Write out all of the items below word for word, leaving out the pictures.

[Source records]
★ ★ ★ ★
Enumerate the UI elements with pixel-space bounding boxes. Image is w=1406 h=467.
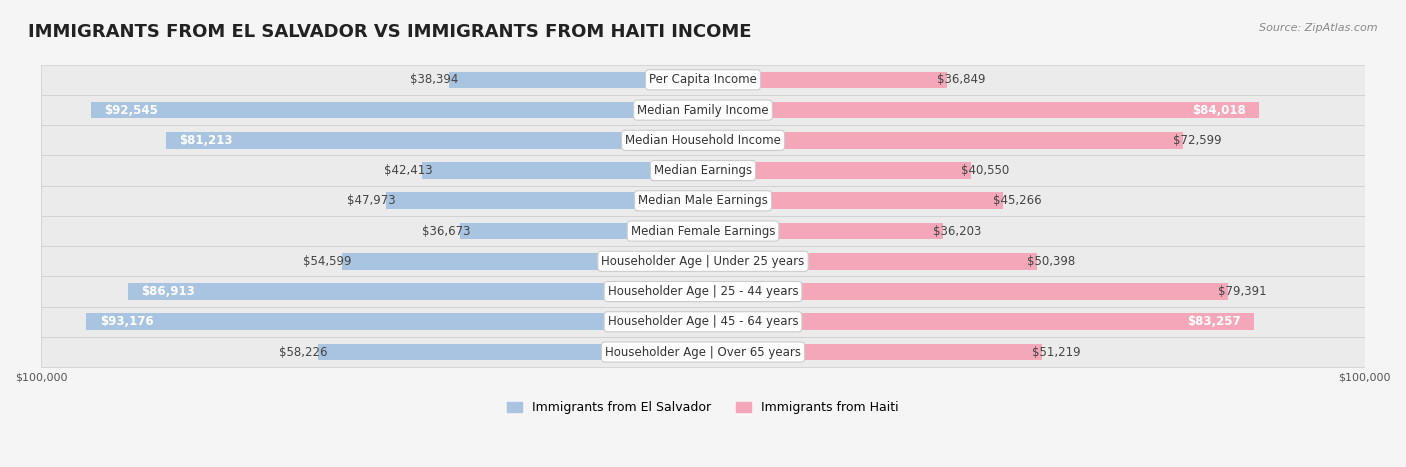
Bar: [86, 313, 703, 330]
Text: $38,394: $38,394: [411, 73, 458, 86]
Bar: [342, 253, 703, 269]
Text: $86,913: $86,913: [141, 285, 195, 298]
Text: $47,973: $47,973: [347, 194, 395, 207]
FancyBboxPatch shape: [41, 65, 1365, 95]
Bar: [166, 132, 703, 149]
FancyBboxPatch shape: [41, 125, 1365, 156]
FancyBboxPatch shape: [41, 246, 1365, 276]
FancyBboxPatch shape: [41, 186, 1365, 216]
Text: $92,545: $92,545: [104, 104, 157, 117]
Text: Source: ZipAtlas.com: Source: ZipAtlas.com: [1260, 23, 1378, 33]
FancyBboxPatch shape: [41, 95, 1365, 125]
Text: $40,550: $40,550: [962, 164, 1010, 177]
Text: Median Earnings: Median Earnings: [654, 164, 752, 177]
Bar: [318, 344, 703, 361]
Text: $54,599: $54,599: [304, 255, 352, 268]
Text: Householder Age | 45 - 64 years: Householder Age | 45 - 64 years: [607, 315, 799, 328]
Text: $36,673: $36,673: [422, 225, 470, 238]
Text: IMMIGRANTS FROM EL SALVADOR VS IMMIGRANTS FROM HAITI INCOME: IMMIGRANTS FROM EL SALVADOR VS IMMIGRANT…: [28, 23, 752, 42]
FancyBboxPatch shape: [41, 307, 1365, 337]
FancyBboxPatch shape: [41, 276, 1365, 307]
Text: $42,413: $42,413: [384, 164, 432, 177]
Text: Householder Age | Under 25 years: Householder Age | Under 25 years: [602, 255, 804, 268]
Bar: [703, 192, 1002, 209]
Text: Median Household Income: Median Household Income: [626, 134, 780, 147]
Text: Householder Age | Over 65 years: Householder Age | Over 65 years: [605, 346, 801, 359]
FancyBboxPatch shape: [41, 216, 1365, 246]
Text: Median Female Earnings: Median Female Earnings: [631, 225, 775, 238]
Text: $81,213: $81,213: [179, 134, 232, 147]
Text: Per Capita Income: Per Capita Income: [650, 73, 756, 86]
Bar: [128, 283, 703, 300]
Text: $58,226: $58,226: [280, 346, 328, 359]
Text: Median Family Income: Median Family Income: [637, 104, 769, 117]
Bar: [422, 162, 703, 179]
Text: $45,266: $45,266: [993, 194, 1042, 207]
Text: $83,257: $83,257: [1187, 315, 1240, 328]
Bar: [449, 71, 703, 88]
Bar: [703, 102, 1258, 119]
FancyBboxPatch shape: [41, 156, 1365, 186]
Bar: [703, 313, 1254, 330]
Text: $72,599: $72,599: [1174, 134, 1222, 147]
Bar: [703, 253, 1036, 269]
Bar: [703, 344, 1042, 361]
Bar: [90, 102, 703, 119]
Text: $93,176: $93,176: [100, 315, 153, 328]
Text: $79,391: $79,391: [1219, 285, 1267, 298]
Text: Median Male Earnings: Median Male Earnings: [638, 194, 768, 207]
Bar: [703, 132, 1184, 149]
Bar: [703, 71, 946, 88]
Text: $50,398: $50,398: [1026, 255, 1074, 268]
Bar: [703, 283, 1229, 300]
Legend: Immigrants from El Salvador, Immigrants from Haiti: Immigrants from El Salvador, Immigrants …: [502, 396, 904, 419]
Text: $51,219: $51,219: [1032, 346, 1081, 359]
FancyBboxPatch shape: [41, 337, 1365, 367]
Text: $36,849: $36,849: [936, 73, 986, 86]
Bar: [703, 223, 942, 240]
Text: Householder Age | 25 - 44 years: Householder Age | 25 - 44 years: [607, 285, 799, 298]
Bar: [703, 162, 972, 179]
Bar: [385, 192, 703, 209]
Text: $84,018: $84,018: [1192, 104, 1246, 117]
Text: $36,203: $36,203: [932, 225, 981, 238]
Bar: [460, 223, 703, 240]
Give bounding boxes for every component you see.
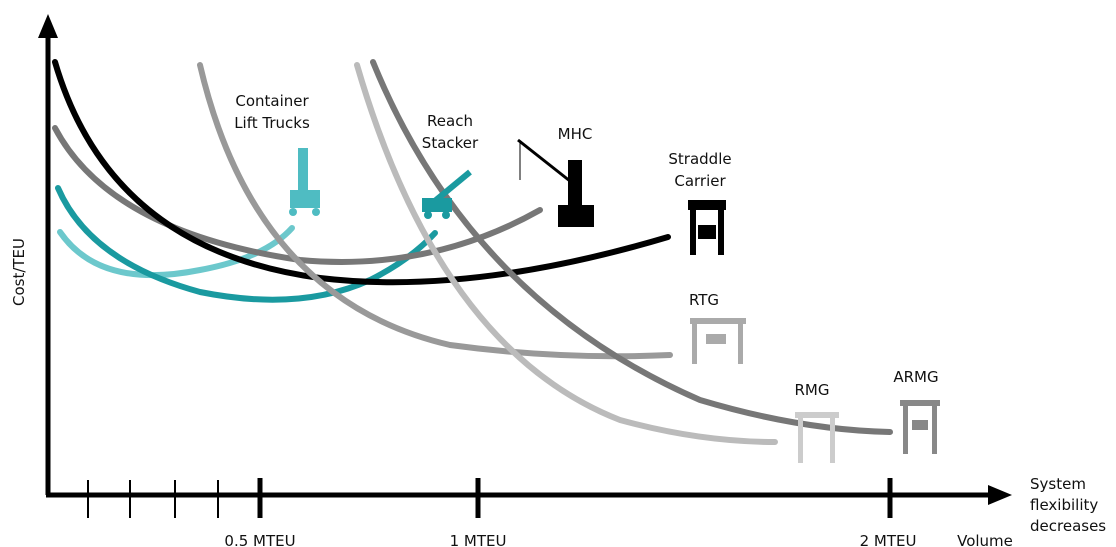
icon-reach-stacker (422, 169, 472, 219)
y-label: Cost/TEU (10, 238, 28, 306)
equipment-label: RTG (689, 291, 719, 309)
x-end-label: flexibility (1030, 496, 1098, 514)
curve-rtg (197, 62, 673, 360)
icon-mhc (517, 138, 594, 227)
equipment-label: Reach (427, 112, 473, 130)
cost-curves (52, 59, 893, 445)
equipment-label: Lift Trucks (234, 114, 310, 132)
equipment-label: ARMG (893, 368, 938, 386)
equipment-label: Container (235, 92, 309, 110)
x-arrow (988, 485, 1012, 505)
curve-rmg (354, 62, 778, 445)
y-arrow (38, 14, 58, 38)
equipment-label: Straddle (668, 150, 731, 168)
equipment-label: MHC (558, 125, 593, 143)
x-end-label: decreases (1030, 517, 1106, 535)
icon-straddle (688, 200, 726, 255)
icon-armg (900, 400, 940, 454)
tick-label: 1 MTEU (450, 532, 507, 547)
tick-label: 0.5 MTEU (224, 532, 295, 547)
icon-rtg (690, 318, 746, 364)
icon-rmg (795, 412, 839, 463)
axes (38, 14, 1012, 518)
icon-lift-truck (289, 148, 320, 216)
curve-armg (370, 59, 893, 435)
x-unit: Volume (957, 532, 1013, 547)
equipment-label: RMG (795, 381, 830, 399)
curve-lift-trucks (57, 225, 295, 279)
curve-reach-stacker (55, 185, 438, 303)
x-end-label: System (1030, 475, 1086, 493)
equipment-label: Stacker (422, 134, 479, 152)
tick-label: 2 MTEU (860, 532, 917, 547)
equipment-label: Carrier (674, 172, 726, 190)
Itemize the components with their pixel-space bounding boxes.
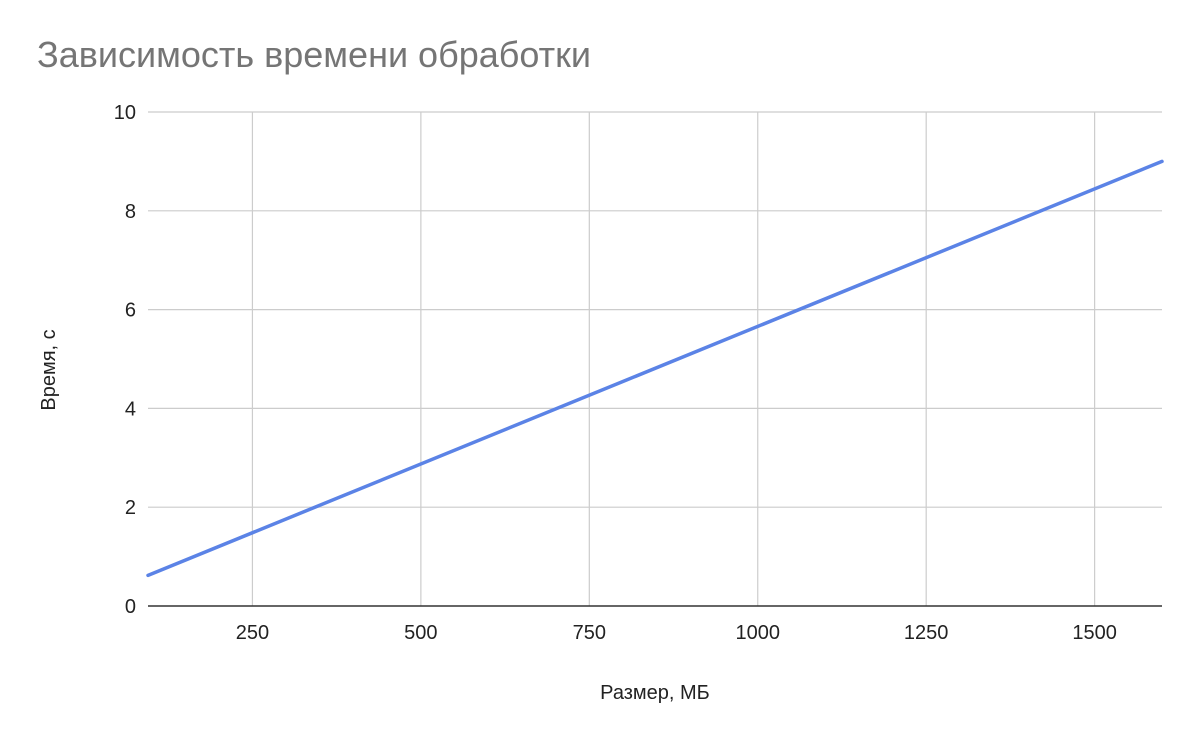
x-axis-title: Размер, МБ [600, 682, 710, 704]
chart-title: Зависимость времени обработки [37, 34, 591, 75]
y-tick-labels: 0 2 4 6 8 10 [114, 102, 136, 618]
x-tick-label: 1250 [904, 622, 949, 644]
x-tick-label: 1000 [735, 622, 780, 644]
x-tick-label: 500 [404, 622, 437, 644]
vertical-gridlines [251, 112, 1096, 606]
series-line [146, 159, 1164, 578]
horizontal-gridlines [148, 111, 1162, 508]
y-tick-label: 0 [125, 596, 136, 618]
y-tick-label: 10 [114, 102, 136, 124]
x-tick-label: 250 [236, 622, 269, 644]
y-tick-label: 8 [125, 201, 136, 223]
x-tick-labels: 250 500 750 1000 1250 1500 [236, 622, 1117, 644]
y-tick-label: 6 [125, 300, 136, 322]
y-axis-title: Время, с [38, 329, 60, 410]
x-tick-label: 750 [573, 622, 606, 644]
series-group [146, 159, 1164, 578]
y-tick-label: 4 [125, 398, 136, 420]
y-tick-label: 2 [125, 497, 136, 519]
x-tick-label: 1500 [1072, 622, 1117, 644]
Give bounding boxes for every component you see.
★ ★ ★ ★
■ **WRITTEN SOLUTION**
Enumerate the UI elements with pixel-space bounding boxes. Image is w=1406 h=467.
Bar: [86, 313, 703, 330]
Text: $38,394: $38,394: [411, 73, 458, 86]
Bar: [342, 253, 703, 269]
Text: $86,913: $86,913: [141, 285, 195, 298]
Text: $47,973: $47,973: [347, 194, 395, 207]
FancyBboxPatch shape: [41, 65, 1365, 95]
Bar: [166, 132, 703, 149]
FancyBboxPatch shape: [41, 125, 1365, 156]
FancyBboxPatch shape: [41, 246, 1365, 276]
FancyBboxPatch shape: [41, 186, 1365, 216]
Text: $92,545: $92,545: [104, 104, 157, 117]
Text: Source: ZipAtlas.com: Source: ZipAtlas.com: [1260, 23, 1378, 33]
FancyBboxPatch shape: [41, 95, 1365, 125]
Text: $40,550: $40,550: [962, 164, 1010, 177]
Text: Median Earnings: Median Earnings: [654, 164, 752, 177]
Bar: [318, 344, 703, 361]
Text: $54,599: $54,599: [304, 255, 352, 268]
Text: Householder Age | 45 - 64 years: Householder Age | 45 - 64 years: [607, 315, 799, 328]
Text: $36,673: $36,673: [422, 225, 470, 238]
Text: IMMIGRANTS FROM EL SALVADOR VS IMMIGRANTS FROM HAITI INCOME: IMMIGRANTS FROM EL SALVADOR VS IMMIGRANT…: [28, 23, 752, 42]
FancyBboxPatch shape: [41, 307, 1365, 337]
FancyBboxPatch shape: [41, 276, 1365, 307]
Text: $42,413: $42,413: [384, 164, 432, 177]
Text: Householder Age | Under 25 years: Householder Age | Under 25 years: [602, 255, 804, 268]
Bar: [703, 192, 1002, 209]
Text: Median Household Income: Median Household Income: [626, 134, 780, 147]
Text: Householder Age | Over 65 years: Householder Age | Over 65 years: [605, 346, 801, 359]
FancyBboxPatch shape: [41, 216, 1365, 246]
Text: Median Female Earnings: Median Female Earnings: [631, 225, 775, 238]
Text: $81,213: $81,213: [179, 134, 232, 147]
Text: Per Capita Income: Per Capita Income: [650, 73, 756, 86]
Bar: [128, 283, 703, 300]
Text: $58,226: $58,226: [280, 346, 328, 359]
Text: Median Family Income: Median Family Income: [637, 104, 769, 117]
Bar: [422, 162, 703, 179]
Text: $45,266: $45,266: [993, 194, 1042, 207]
Text: $83,257: $83,257: [1187, 315, 1240, 328]
Bar: [449, 71, 703, 88]
Bar: [703, 102, 1258, 119]
FancyBboxPatch shape: [41, 156, 1365, 186]
Bar: [703, 313, 1254, 330]
Text: $72,599: $72,599: [1174, 134, 1222, 147]
Bar: [703, 253, 1036, 269]
Bar: [703, 344, 1042, 361]
Bar: [90, 102, 703, 119]
Text: $93,176: $93,176: [100, 315, 153, 328]
Text: $79,391: $79,391: [1219, 285, 1267, 298]
Text: Median Male Earnings: Median Male Earnings: [638, 194, 768, 207]
Bar: [703, 132, 1184, 149]
Bar: [703, 71, 946, 88]
Text: $50,398: $50,398: [1026, 255, 1074, 268]
Bar: [703, 283, 1229, 300]
Legend: Immigrants from El Salvador, Immigrants from Haiti: Immigrants from El Salvador, Immigrants …: [502, 396, 904, 419]
Text: $51,219: $51,219: [1032, 346, 1081, 359]
FancyBboxPatch shape: [41, 337, 1365, 367]
Text: $36,849: $36,849: [936, 73, 986, 86]
Bar: [703, 223, 942, 240]
Text: Householder Age | 25 - 44 years: Householder Age | 25 - 44 years: [607, 285, 799, 298]
Bar: [703, 162, 972, 179]
Bar: [385, 192, 703, 209]
Text: $84,018: $84,018: [1192, 104, 1246, 117]
Text: $36,203: $36,203: [932, 225, 981, 238]
Bar: [460, 223, 703, 240]
Give bounding boxes for every component you see.
icon-reach-stacker (422, 169, 472, 219)
y-label: Cost/TEU (10, 238, 28, 306)
equipment-label: RTG (689, 291, 719, 309)
x-end-label: flexibility (1030, 496, 1098, 514)
curve-rtg (197, 62, 673, 360)
icon-mhc (517, 138, 594, 227)
equipment-label: Reach (427, 112, 473, 130)
cost-curves (52, 59, 893, 445)
equipment-label: Lift Trucks (234, 114, 310, 132)
equipment-label: ARMG (893, 368, 938, 386)
equipment-label: Container (235, 92, 309, 110)
x-arrow (988, 485, 1012, 505)
curve-rmg (354, 62, 778, 445)
y-arrow (38, 14, 58, 38)
equipment-label: Straddle (668, 150, 731, 168)
equipment-label: MHC (558, 125, 593, 143)
x-end-label: decreases (1030, 517, 1106, 535)
icon-straddle (688, 200, 726, 255)
icon-armg (900, 400, 940, 454)
tick-label: 1 MTEU (450, 532, 507, 547)
tick-label: 0.5 MTEU (224, 532, 295, 547)
icon-rtg (690, 318, 746, 364)
icon-rmg (795, 412, 839, 463)
axes (38, 14, 1012, 518)
icon-lift-truck (289, 148, 320, 216)
curve-armg (370, 59, 893, 435)
x-unit: Volume (957, 532, 1013, 547)
equipment-label: RMG (795, 381, 830, 399)
curve-lift-trucks (57, 225, 295, 279)
curve-reach-stacker (55, 185, 438, 303)
x-end-label: System (1030, 475, 1086, 493)
equipment-label: Stacker (422, 134, 479, 152)
tick-label: 2 MTEU (860, 532, 917, 547)
equipment-label: Carrier (674, 172, 726, 190)
Itemize the components with their pixel-space bounding boxes.
x-axis-title: Размер, МБ [600, 682, 710, 704]
chart-title: Зависимость времени обработки [37, 34, 591, 75]
y-tick-labels: 0 2 4 6 8 10 [114, 102, 136, 618]
x-tick-label: 1250 [904, 622, 949, 644]
x-tick-label: 1000 [735, 622, 780, 644]
x-tick-label: 500 [404, 622, 437, 644]
vertical-gridlines [251, 112, 1096, 606]
series-line [146, 159, 1164, 578]
horizontal-gridlines [148, 111, 1162, 508]
y-tick-label: 0 [125, 596, 136, 618]
y-tick-label: 10 [114, 102, 136, 124]
x-tick-label: 250 [236, 622, 269, 644]
y-tick-label: 8 [125, 201, 136, 223]
x-tick-labels: 250 500 750 1000 1250 1500 [236, 622, 1117, 644]
y-tick-label: 6 [125, 300, 136, 322]
y-axis-title: Время, с [38, 329, 60, 410]
x-tick-label: 750 [573, 622, 606, 644]
series-group [146, 159, 1164, 578]
y-tick-label: 4 [125, 398, 136, 420]
y-tick-label: 2 [125, 497, 136, 519]
x-tick-label: 1500 [1072, 622, 1117, 644]
Give bounding boxes for every component you see.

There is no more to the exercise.